• Instruction
Will you transcribe all the entries word for word, skipping the pictures they hold?

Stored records
begin

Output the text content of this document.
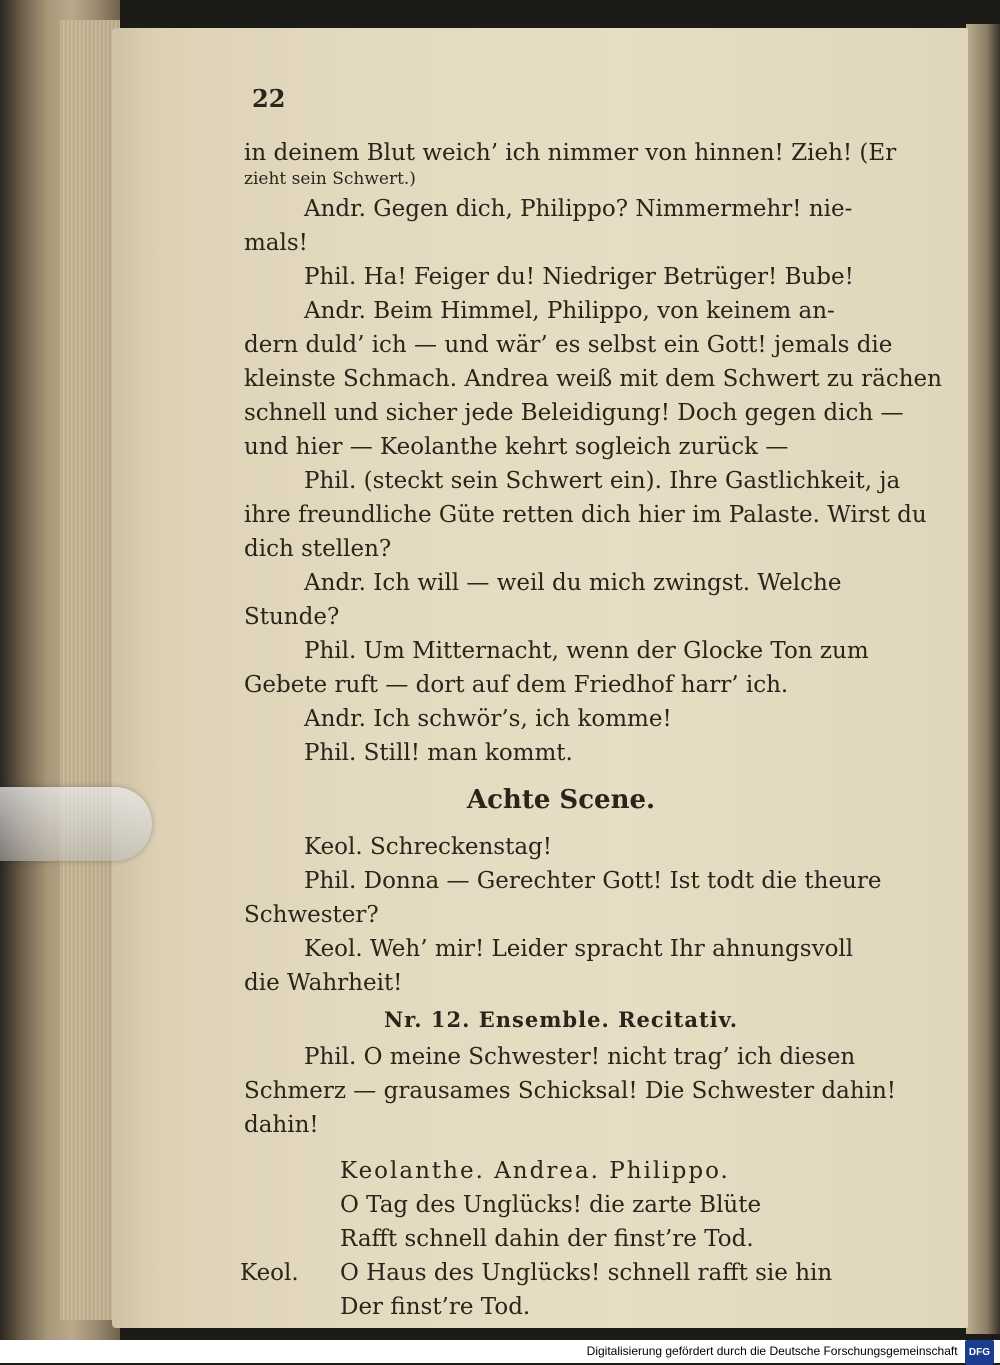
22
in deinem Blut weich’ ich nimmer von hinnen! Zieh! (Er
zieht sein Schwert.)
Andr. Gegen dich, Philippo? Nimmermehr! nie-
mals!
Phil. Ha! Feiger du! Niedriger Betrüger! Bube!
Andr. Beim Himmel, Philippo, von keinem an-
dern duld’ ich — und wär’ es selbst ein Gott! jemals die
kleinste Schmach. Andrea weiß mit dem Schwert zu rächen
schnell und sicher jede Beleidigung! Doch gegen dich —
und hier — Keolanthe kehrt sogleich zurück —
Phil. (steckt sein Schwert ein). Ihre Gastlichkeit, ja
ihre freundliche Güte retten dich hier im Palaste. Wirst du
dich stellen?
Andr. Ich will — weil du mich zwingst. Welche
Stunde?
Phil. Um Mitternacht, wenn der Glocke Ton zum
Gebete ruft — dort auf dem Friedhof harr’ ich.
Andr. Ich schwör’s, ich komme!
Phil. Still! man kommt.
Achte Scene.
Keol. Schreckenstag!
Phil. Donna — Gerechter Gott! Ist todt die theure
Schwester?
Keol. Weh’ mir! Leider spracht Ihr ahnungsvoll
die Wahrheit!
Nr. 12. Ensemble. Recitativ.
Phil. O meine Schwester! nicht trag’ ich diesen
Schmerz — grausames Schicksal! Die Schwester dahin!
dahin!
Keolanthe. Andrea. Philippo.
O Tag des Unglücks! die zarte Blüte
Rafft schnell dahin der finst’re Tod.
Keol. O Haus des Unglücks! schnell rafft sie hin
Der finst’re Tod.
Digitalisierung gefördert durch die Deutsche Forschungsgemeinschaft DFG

end

• Finished exercise
Output the text content of this document.
22
in deinem Blut weich’ ich nimmer von hinnen! Zieh! (Er
zieht sein Schwert.)
Andr. Gegen dich, Philippo? Nimmermehr! nie-
mals!
Phil. Ha! Feiger du! Niedriger Betrüger! Bube!
Andr. Beim Himmel, Philippo, von keinem an-
dern duld’ ich — und wär’ es selbst ein Gott! jemals die
kleinste Schmach. Andrea weiß mit dem Schwert zu rächen
schnell und sicher jede Beleidigung! Doch gegen dich —
und hier — Keolanthe kehrt sogleich zurück —
Phil. (steckt sein Schwert ein). Ihre Gastlichkeit, ja
ihre freundliche Güte retten dich hier im Palaste. Wirst du
dich stellen?
Andr. Ich will — weil du mich zwingst. Welche
Stunde?
Phil. Um Mitternacht, wenn der Glocke Ton zum
Gebete ruft — dort auf dem Friedhof harr’ ich.
Andr. Ich schwör’s, ich komme!
Phil. Still! man kommt.
Achte Scene.
Keol. Schreckenstag!
Phil. Donna — Gerechter Gott! Ist todt die theure
Schwester?
Keol. Weh’ mir! Leider spracht Ihr ahnungsvoll
die Wahrheit!
Nr. 12. Ensemble. Recitativ.
Phil. O meine Schwester! nicht trag’ ich diesen
Schmerz — grausames Schicksal! Die Schwester dahin!
dahin!
Keolanthe. Andrea. Philippo.
O Tag des Unglücks! die zarte Blüte
Rafft schnell dahin der finst’re Tod.
Keol. O Haus des Unglücks! schnell rafft sie hin
Der finst’re Tod.
Digitalisierung gefördert durch die Deutsche Forschungsgemeinschaft DFG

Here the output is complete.